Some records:

++++++++++++++++++++

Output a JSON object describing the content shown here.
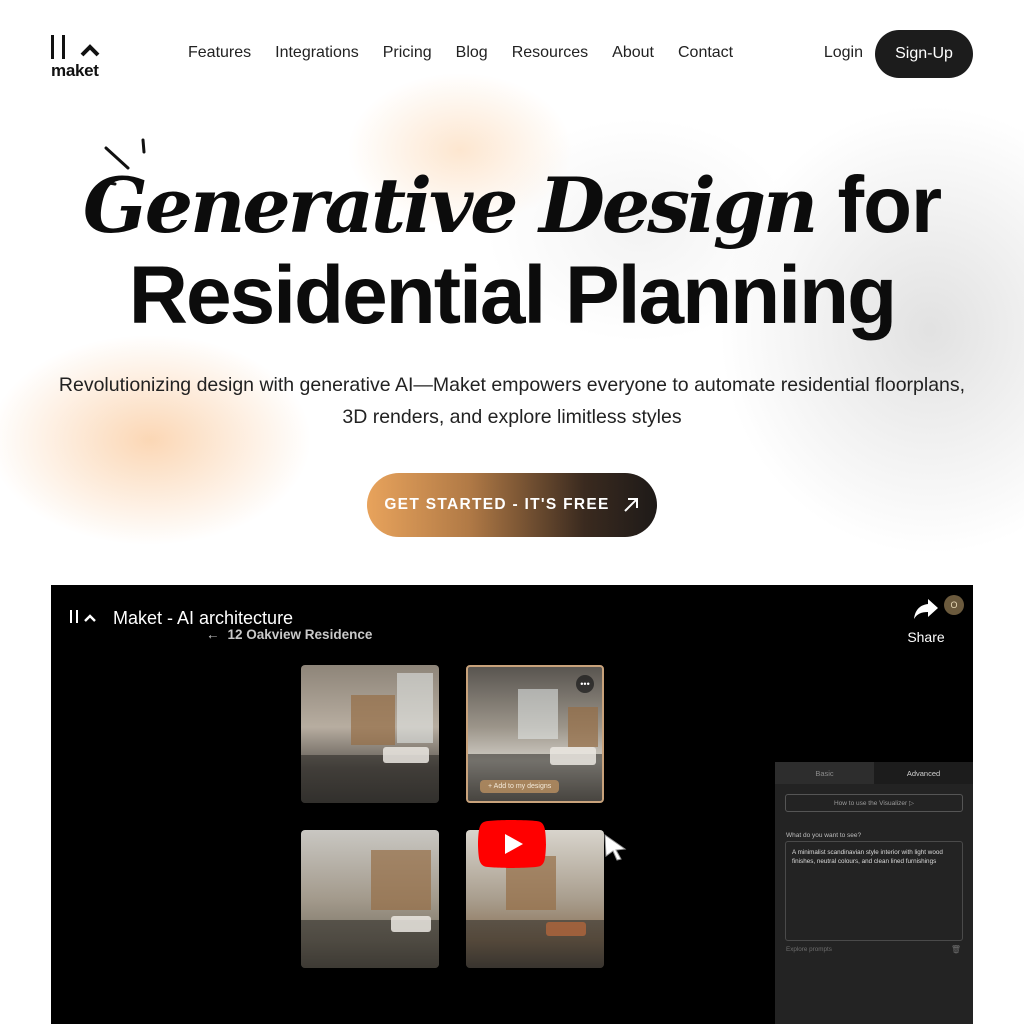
{
  "brand": {
    "logo_text": "maket"
  },
  "nav": {
    "items": [
      {
        "label": "Features"
      },
      {
        "label": "Integrations"
      },
      {
        "label": "Pricing"
      },
      {
        "label": "Blog"
      },
      {
        "label": "Resources"
      },
      {
        "label": "About"
      },
      {
        "label": "Contact"
      }
    ],
    "login_label": "Login",
    "signup_label": "Sign-Up"
  },
  "hero": {
    "title_italic": "Generative Design",
    "title_rest_line1": "for",
    "title_line2": "Residential Planning",
    "subtitle_line1": "Revolutionizing design with generative AI—Maket empowers everyone to automate residential floorplans,",
    "subtitle_line2": "3D renders, and explore limitless styles",
    "cta_label": "GET STARTED - IT'S FREE",
    "cta_icon": "arrow-up-right-icon"
  },
  "video": {
    "title": "Maket - AI architecture",
    "project_name": "12 Oakview Residence",
    "back_icon": "←",
    "share_label": "Share",
    "avatar_initial": "O",
    "more_icon": "•••",
    "add_to_designs_label": "+ Add to my designs",
    "panel": {
      "tab_basic": "Basic",
      "tab_advanced": "Advanced",
      "howto_label": "How to use the Visualizer ▷",
      "question_label": "What do you want to see?",
      "prompt_text": "A minimalist scandinavian style interior with light wood finishes, neutral colours, and clean lined furnishings",
      "explore_label": "Explore prompts",
      "trash_icon": "🗑"
    }
  },
  "colors": {
    "signup_bg": "#1c1c1c",
    "cta_gradient_start": "#e8a35c",
    "cta_gradient_end": "#1e1a18",
    "youtube_red": "#ff0000",
    "selected_thumb_border": "#c8a27b"
  }
}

++++++++++++++++++++

Requirement: Extract each line from the listing that holds the word "with".

Answer for this exercise:
    "subtitle_line1": "Revolutionizing design with generative AI—Maket empowers everyone to automate residential floorplans,",
      "prompt_text": "A minimalist scandinavian style interior with light wood finishes, neutral colours, and clean lined furnishings",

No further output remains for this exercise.